- _EXERCISE AIM_
Go through the records and copy each line where the word "ABORIGINAL" occurs.

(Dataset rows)
_ _ _ _
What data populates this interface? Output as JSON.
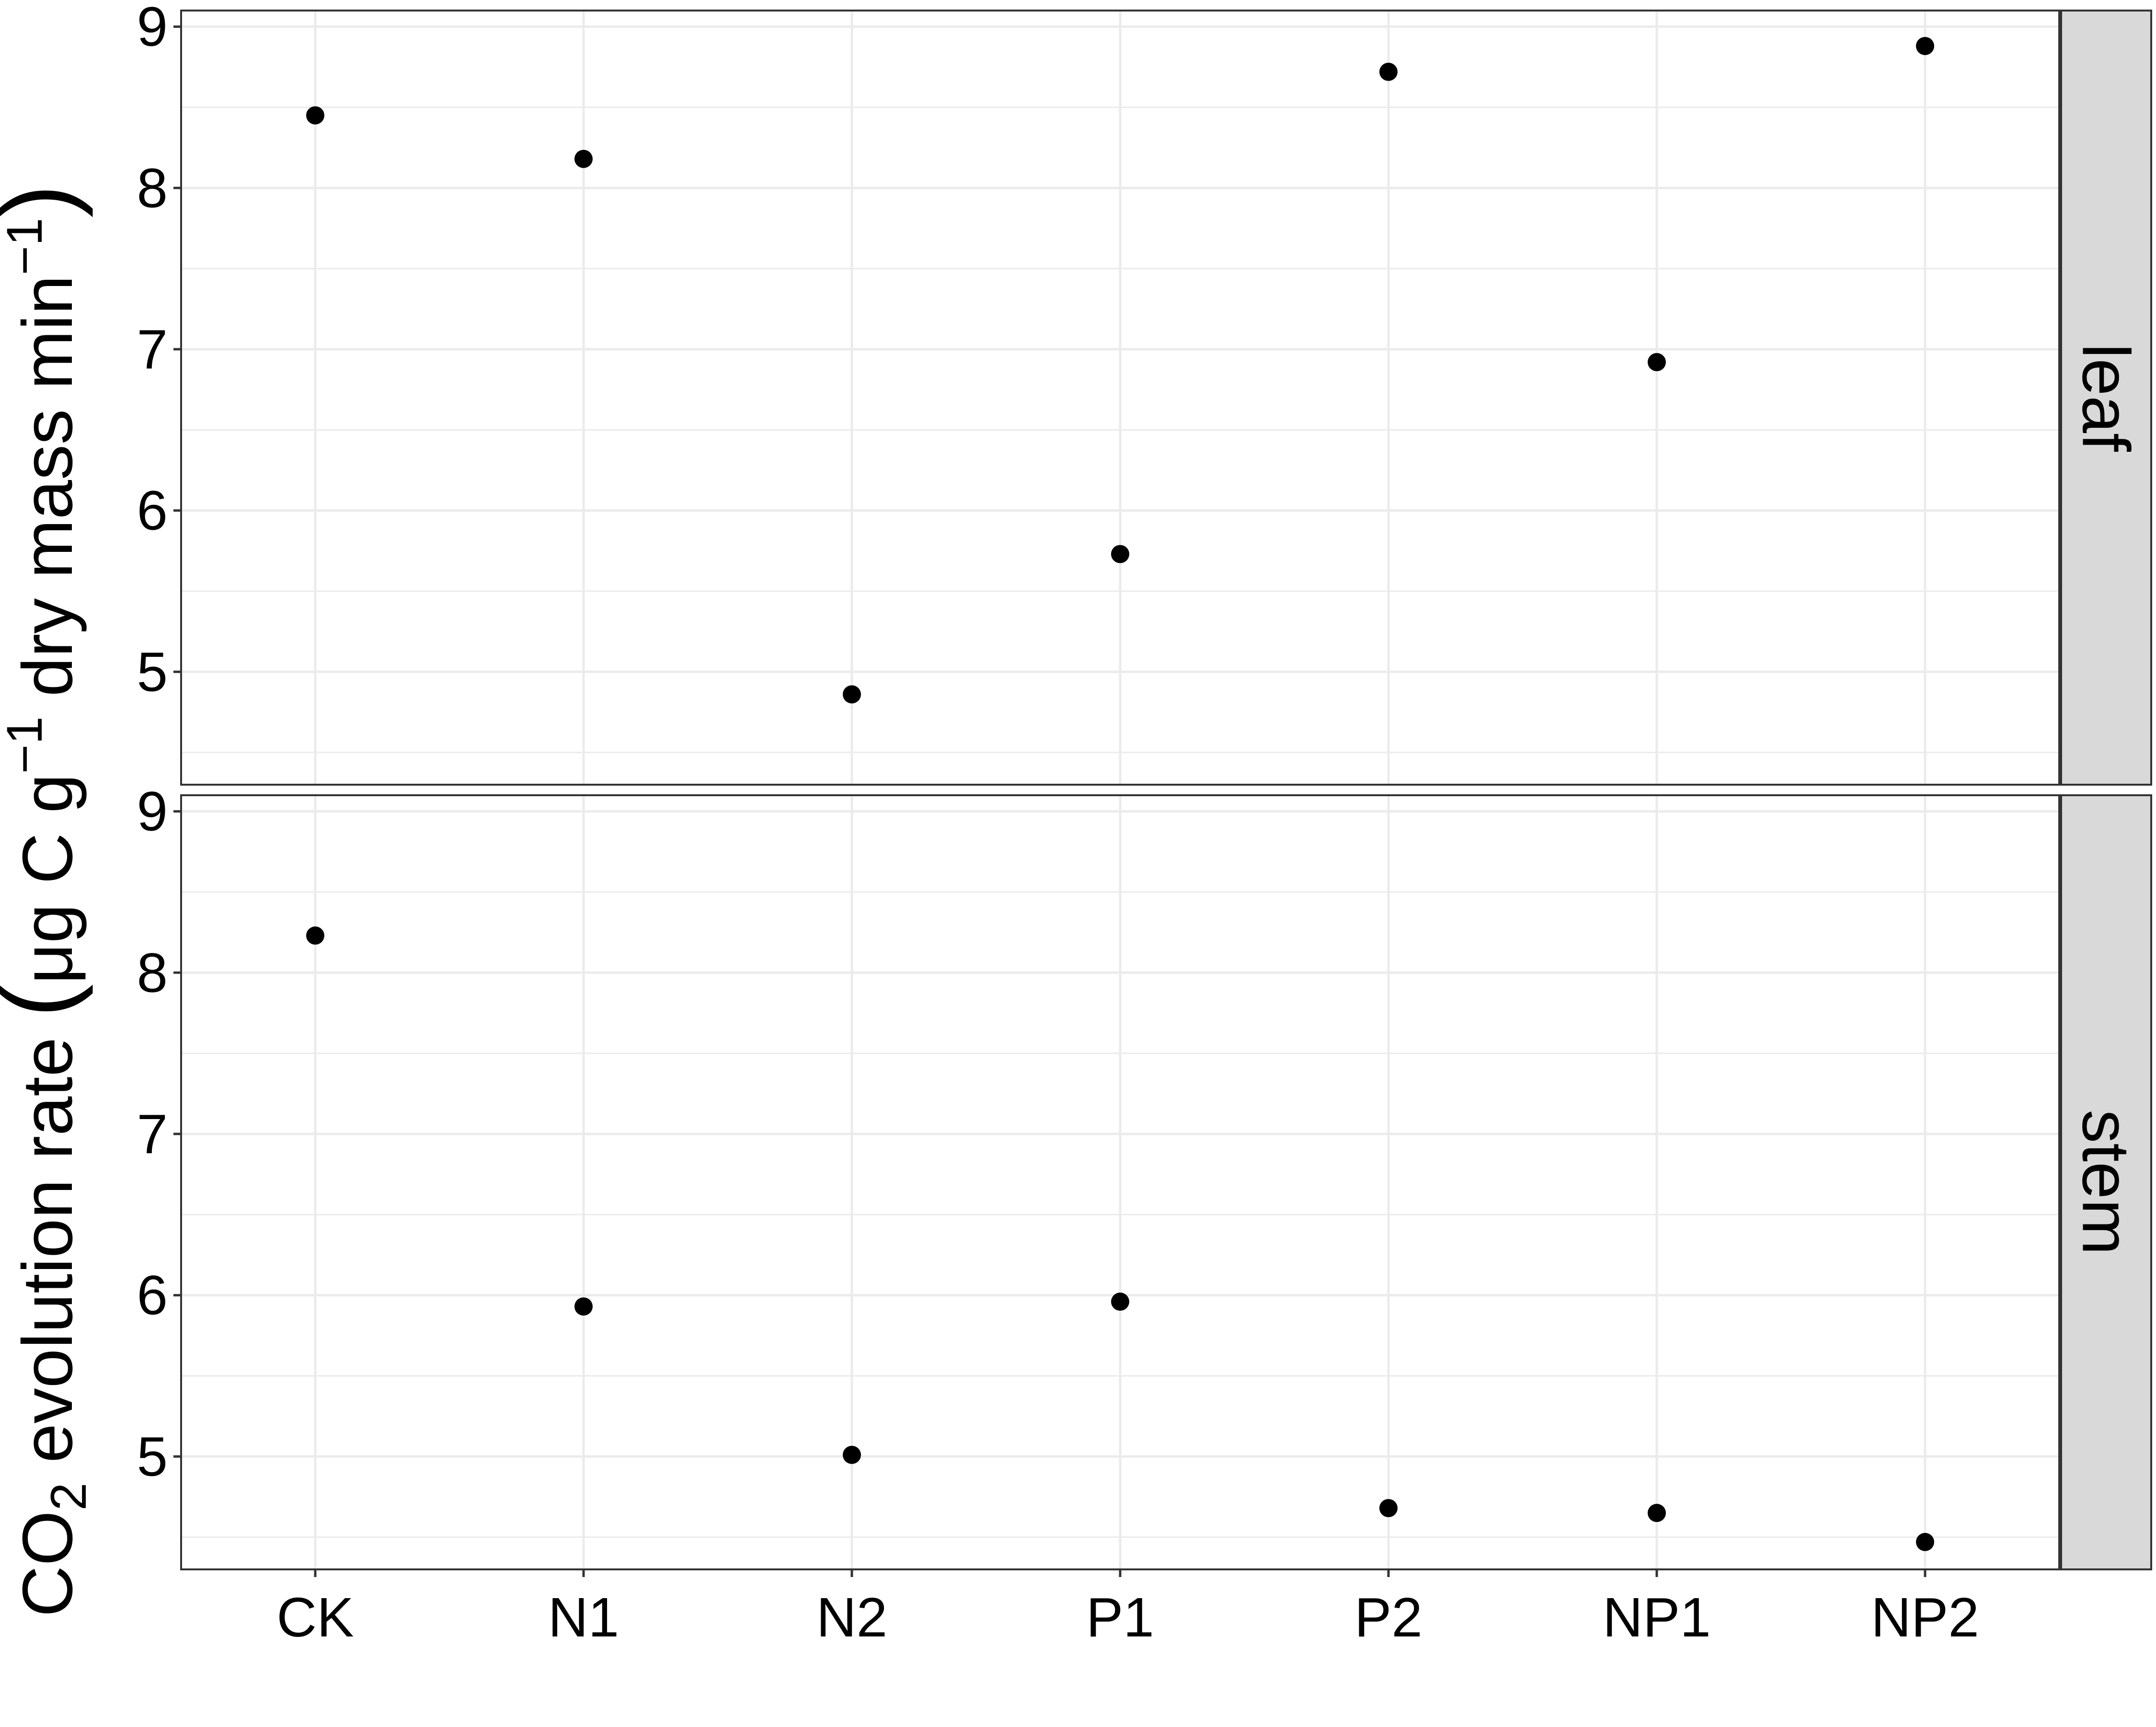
{
  "chart_data": {
    "type": "scatter",
    "categories": [
      "CK",
      "N1",
      "N2",
      "P1",
      "P2",
      "NP1",
      "NP2"
    ],
    "ylabel": {
      "prefix": "CO",
      "prefix_sub": "2",
      "middle": " evolution rate ",
      "paren_open": "(",
      "unit_a": "μg C g",
      "unit_a_sup": "−1",
      "unit_b": " dry mass min",
      "unit_b_sup": "−1",
      "paren_close": ")"
    },
    "y_ticks": [
      5,
      6,
      7,
      8,
      9
    ],
    "y_tick_labels": [
      "5",
      "6",
      "7",
      "8",
      "9"
    ],
    "ylim": [
      4.3,
      9.1
    ],
    "grid": true,
    "facets": [
      {
        "strip": "leaf",
        "values": [
          8.45,
          8.18,
          4.86,
          5.73,
          8.72,
          6.92,
          8.88
        ]
      },
      {
        "strip": "stem",
        "values": [
          8.23,
          5.93,
          5.01,
          5.96,
          4.68,
          4.65,
          4.47
        ]
      }
    ],
    "colors": {
      "point": "#000000",
      "grid": "#ebebeb",
      "strip_fill": "#d9d9d9",
      "border": "#333333"
    }
  }
}
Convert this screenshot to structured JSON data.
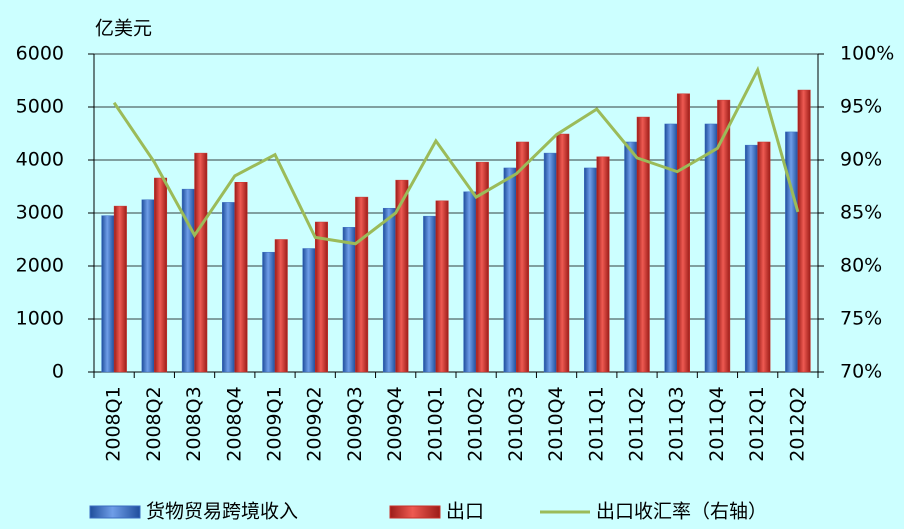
{
  "chart_data": {
    "type": "bar_line",
    "y_label": "亿美元",
    "categories": [
      "2008Q1",
      "2008Q2",
      "2008Q3",
      "2008Q4",
      "2009Q1",
      "2009Q2",
      "2009Q3",
      "2009Q4",
      "2010Q1",
      "2010Q2",
      "2010Q3",
      "2010Q4",
      "2011Q1",
      "2011Q2",
      "2011Q3",
      "2011Q4",
      "2012Q1",
      "2012Q2"
    ],
    "series": [
      {
        "name": "货物贸易跨境收入",
        "type": "bar",
        "color": "#3a6cc0",
        "values": [
          2950,
          3250,
          3450,
          3200,
          2260,
          2330,
          2730,
          3090,
          2940,
          3400,
          3850,
          4130,
          3850,
          4340,
          4680,
          4680,
          4280,
          4530
        ]
      },
      {
        "name": "出口",
        "type": "bar",
        "color": "#c8302b",
        "values": [
          3130,
          3660,
          4130,
          3580,
          2500,
          2830,
          3300,
          3620,
          3230,
          3960,
          4340,
          4490,
          4060,
          4810,
          5250,
          5130,
          4340,
          5320
        ]
      },
      {
        "name": "出口收汇率（右轴）",
        "type": "line",
        "axis": "y2",
        "color": "#9bbb59",
        "values": [
          95.4,
          89.8,
          82.9,
          88.5,
          90.5,
          82.7,
          82.1,
          85.0,
          91.8,
          86.5,
          88.7,
          92.4,
          94.8,
          90.2,
          88.9,
          91.1,
          98.5,
          85.1
        ]
      }
    ],
    "ylim": [
      0,
      6000
    ],
    "yticks": [
      0,
      1000,
      2000,
      3000,
      4000,
      5000,
      6000
    ],
    "y2lim": [
      70,
      100
    ],
    "y2ticks": [
      {
        "value": 70,
        "label": "70%"
      },
      {
        "value": 75,
        "label": "75%"
      },
      {
        "value": 80,
        "label": "80%"
      },
      {
        "value": 85,
        "label": "85%"
      },
      {
        "value": 90,
        "label": "90%"
      },
      {
        "value": 95,
        "label": "95%"
      },
      {
        "value": 100,
        "label": "100%"
      }
    ],
    "grid": true,
    "legend": "bottom"
  }
}
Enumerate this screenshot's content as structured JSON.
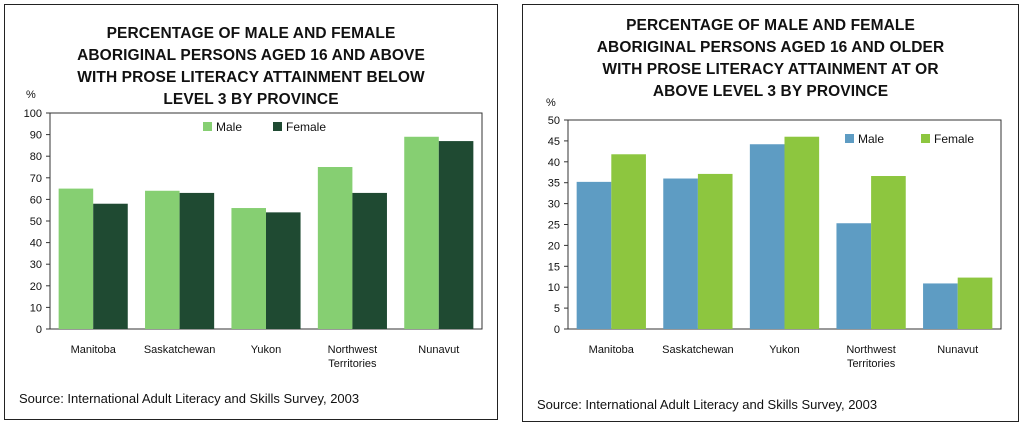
{
  "chart_data": [
    {
      "type": "bar",
      "title_lines": [
        "PERCENTAGE OF MALE AND FEMALE",
        "ABORIGINAL PERSONS AGED 16 AND ABOVE",
        "WITH PROSE LITERACY ATTAINMENT BELOW",
        "LEVEL 3 BY PROVINCE"
      ],
      "ylabel": "%",
      "ylim": [
        0,
        100
      ],
      "yticks": [
        0,
        10,
        20,
        30,
        40,
        50,
        60,
        70,
        80,
        90,
        100
      ],
      "categories": [
        [
          "Manitoba"
        ],
        [
          "Saskatchewan"
        ],
        [
          "Yukon"
        ],
        [
          "Northwest",
          "Territories"
        ],
        [
          "Nunavut"
        ]
      ],
      "series": [
        {
          "name": "Male",
          "color": "#86cf72",
          "values": [
            65,
            64,
            56,
            75,
            89
          ]
        },
        {
          "name": "Female",
          "color": "#1f4a32",
          "values": [
            58,
            63,
            54,
            63,
            87
          ]
        }
      ],
      "legend": "top",
      "source": "Source: International Adult Literacy and Skills Survey, 2003"
    },
    {
      "type": "bar",
      "title_lines": [
        "PERCENTAGE OF MALE AND FEMALE",
        "ABORIGINAL PERSONS AGED 16 AND OLDER",
        "WITH PROSE LITERACY ATTAINMENT AT OR",
        "ABOVE LEVEL 3 BY PROVINCE"
      ],
      "ylabel": "%",
      "ylim": [
        0,
        50
      ],
      "yticks": [
        0,
        5,
        10,
        15,
        20,
        25,
        30,
        35,
        40,
        45,
        50
      ],
      "categories": [
        [
          "Manitoba"
        ],
        [
          "Saskatchewan"
        ],
        [
          "Yukon"
        ],
        [
          "Northwest",
          "Territories"
        ],
        [
          "Nunavut"
        ]
      ],
      "series": [
        {
          "name": "Male",
          "color": "#5e9cc3",
          "values": [
            35.2,
            36,
            44.2,
            25.3,
            10.9
          ]
        },
        {
          "name": "Female",
          "color": "#8dc63f",
          "values": [
            41.8,
            37.1,
            46,
            36.6,
            12.3
          ]
        }
      ],
      "legend": "top",
      "source": "Source: International Adult Literacy and Skills Survey, 2003"
    }
  ]
}
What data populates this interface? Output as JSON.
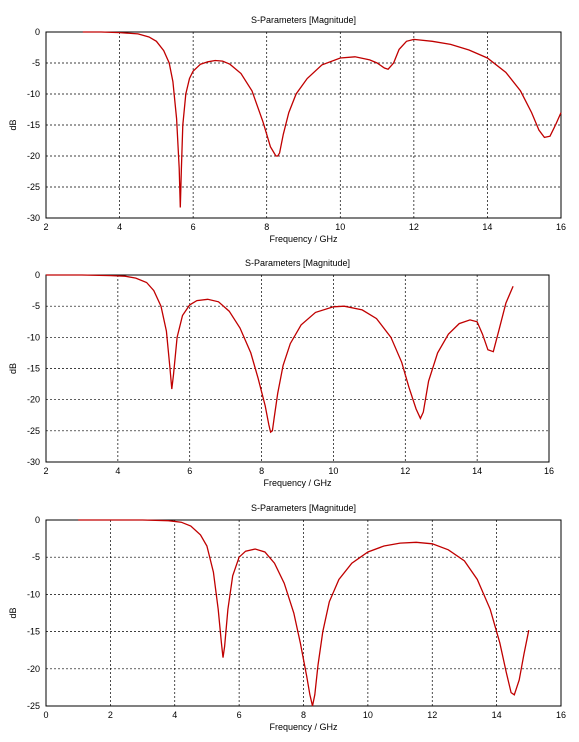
{
  "accent_color": "#c00000",
  "chart_data": [
    {
      "type": "line",
      "title": "S-Parameters [Magnitude]",
      "xlabel": "Frequency / GHz",
      "ylabel": "dB",
      "xlim": [
        2,
        16
      ],
      "ylim": [
        -30,
        0
      ],
      "xticks": [
        2,
        4,
        6,
        8,
        10,
        12,
        14,
        16
      ],
      "yticks": [
        0,
        -5,
        -10,
        -15,
        -20,
        -25,
        -30
      ],
      "grid": true,
      "series": [
        {
          "color": "#c00000",
          "x": [
            3.0,
            3.5,
            4.0,
            4.5,
            4.8,
            5.0,
            5.2,
            5.35,
            5.45,
            5.55,
            5.62,
            5.65,
            5.68,
            5.72,
            5.8,
            5.9,
            6.0,
            6.2,
            6.4,
            6.6,
            6.8,
            7.0,
            7.3,
            7.6,
            7.9,
            8.1,
            8.25,
            8.3,
            8.35,
            8.45,
            8.6,
            8.8,
            9.1,
            9.5,
            10.0,
            10.4,
            10.8,
            11.0,
            11.2,
            11.3,
            11.45,
            11.6,
            11.8,
            12.0,
            12.5,
            13.0,
            13.5,
            14.0,
            14.5,
            14.9,
            15.2,
            15.4,
            15.55,
            15.7,
            15.85,
            16.0
          ],
          "y": [
            0,
            0,
            -0.1,
            -0.3,
            -0.8,
            -1.5,
            -3.0,
            -5.0,
            -8.0,
            -14.0,
            -22.0,
            -28.3,
            -22.0,
            -15.0,
            -10.0,
            -7.5,
            -6.3,
            -5.2,
            -4.8,
            -4.6,
            -4.7,
            -5.2,
            -6.7,
            -9.5,
            -14.5,
            -18.5,
            -20.0,
            -20.0,
            -19.5,
            -16.5,
            -13.0,
            -10.0,
            -7.5,
            -5.3,
            -4.2,
            -4.0,
            -4.5,
            -5.0,
            -5.8,
            -6.0,
            -5.0,
            -2.8,
            -1.5,
            -1.2,
            -1.5,
            -2.0,
            -2.9,
            -4.2,
            -6.5,
            -9.5,
            -13.0,
            -15.8,
            -17.0,
            -16.8,
            -15.0,
            -13.0
          ]
        }
      ]
    },
    {
      "type": "line",
      "title": "S-Parameters [Magnitude]",
      "xlabel": "Frequency / GHz",
      "ylabel": "dB",
      "xlim": [
        2,
        16
      ],
      "ylim": [
        -30,
        0
      ],
      "xticks": [
        2,
        4,
        6,
        8,
        10,
        12,
        14,
        16
      ],
      "yticks": [
        0,
        -5,
        -10,
        -15,
        -20,
        -25,
        -30
      ],
      "grid": true,
      "series": [
        {
          "color": "#c00000",
          "x": [
            2.0,
            3.0,
            3.8,
            4.2,
            4.5,
            4.8,
            5.0,
            5.2,
            5.35,
            5.45,
            5.5,
            5.55,
            5.65,
            5.8,
            6.0,
            6.2,
            6.5,
            6.8,
            7.1,
            7.4,
            7.7,
            7.9,
            8.1,
            8.2,
            8.25,
            8.3,
            8.35,
            8.45,
            8.6,
            8.8,
            9.1,
            9.5,
            10.0,
            10.3,
            10.8,
            11.2,
            11.6,
            11.9,
            12.1,
            12.3,
            12.42,
            12.5,
            12.65,
            12.9,
            13.2,
            13.5,
            13.8,
            14.0,
            14.15,
            14.3,
            14.45,
            14.6,
            14.8,
            15.0
          ],
          "y": [
            0,
            0,
            -0.1,
            -0.2,
            -0.5,
            -1.2,
            -2.5,
            -5.0,
            -9.0,
            -15.0,
            -18.3,
            -16.0,
            -10.0,
            -6.5,
            -4.8,
            -4.1,
            -3.9,
            -4.3,
            -5.8,
            -8.5,
            -12.5,
            -16.5,
            -21.0,
            -24.0,
            -25.2,
            -25.0,
            -23.0,
            -19.0,
            -14.5,
            -11.0,
            -8.0,
            -6.0,
            -5.1,
            -5.0,
            -5.6,
            -7.0,
            -10.0,
            -14.0,
            -18.0,
            -21.5,
            -23.0,
            -22.0,
            -17.0,
            -12.5,
            -9.5,
            -7.8,
            -7.2,
            -7.5,
            -9.5,
            -12.0,
            -12.3,
            -9.0,
            -4.5,
            -1.8
          ]
        }
      ]
    },
    {
      "type": "line",
      "title": "S-Parameters [Magnitude]",
      "xlabel": "Frequency / GHz",
      "ylabel": "dB",
      "xlim": [
        0,
        16
      ],
      "ylim": [
        -25,
        0
      ],
      "xticks": [
        0,
        2,
        4,
        6,
        8,
        10,
        12,
        14,
        16
      ],
      "yticks": [
        0,
        -5,
        -10,
        -15,
        -20,
        -25
      ],
      "grid": true,
      "series": [
        {
          "color": "#c00000",
          "x": [
            1.0,
            2.0,
            3.0,
            3.8,
            4.2,
            4.5,
            4.8,
            5.0,
            5.2,
            5.35,
            5.45,
            5.5,
            5.55,
            5.65,
            5.8,
            6.0,
            6.2,
            6.5,
            6.8,
            7.1,
            7.4,
            7.7,
            7.9,
            8.1,
            8.2,
            8.28,
            8.35,
            8.45,
            8.6,
            8.8,
            9.1,
            9.5,
            10.0,
            10.5,
            11.0,
            11.5,
            12.0,
            12.5,
            13.0,
            13.4,
            13.8,
            14.1,
            14.3,
            14.45,
            14.55,
            14.7,
            14.85,
            15.0
          ],
          "y": [
            0,
            0,
            0,
            -0.1,
            -0.3,
            -0.8,
            -2.0,
            -3.5,
            -7.0,
            -12.0,
            -16.5,
            -18.5,
            -17.0,
            -12.0,
            -7.5,
            -5.0,
            -4.2,
            -3.9,
            -4.3,
            -5.8,
            -8.5,
            -12.5,
            -16.5,
            -21.0,
            -23.5,
            -25.0,
            -23.5,
            -19.5,
            -15.0,
            -11.0,
            -8.0,
            -5.8,
            -4.3,
            -3.5,
            -3.1,
            -3.0,
            -3.2,
            -4.0,
            -5.5,
            -8.0,
            -12.0,
            -16.5,
            -20.5,
            -23.2,
            -23.5,
            -21.5,
            -18.0,
            -14.8
          ]
        }
      ]
    }
  ]
}
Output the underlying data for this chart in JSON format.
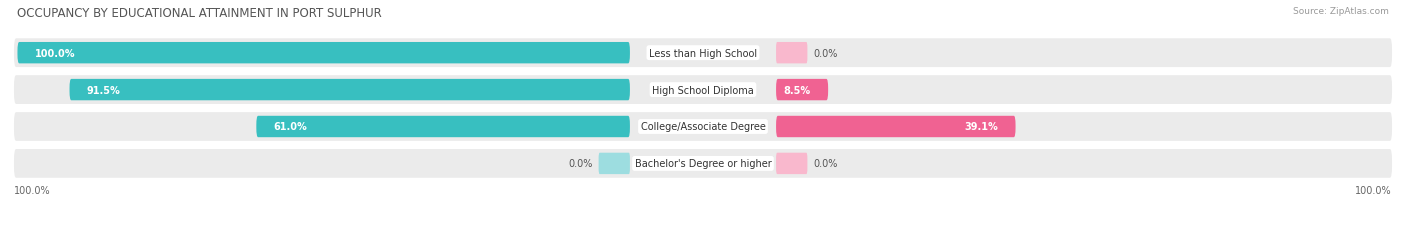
_ _ _ _
- _RESPONSE TO THE TASK_
        "ABORIGINAL PERSONS AGED 16 AND ABOVE",
        "ABORIGINAL PERSONS AGED 16 AND OLDER",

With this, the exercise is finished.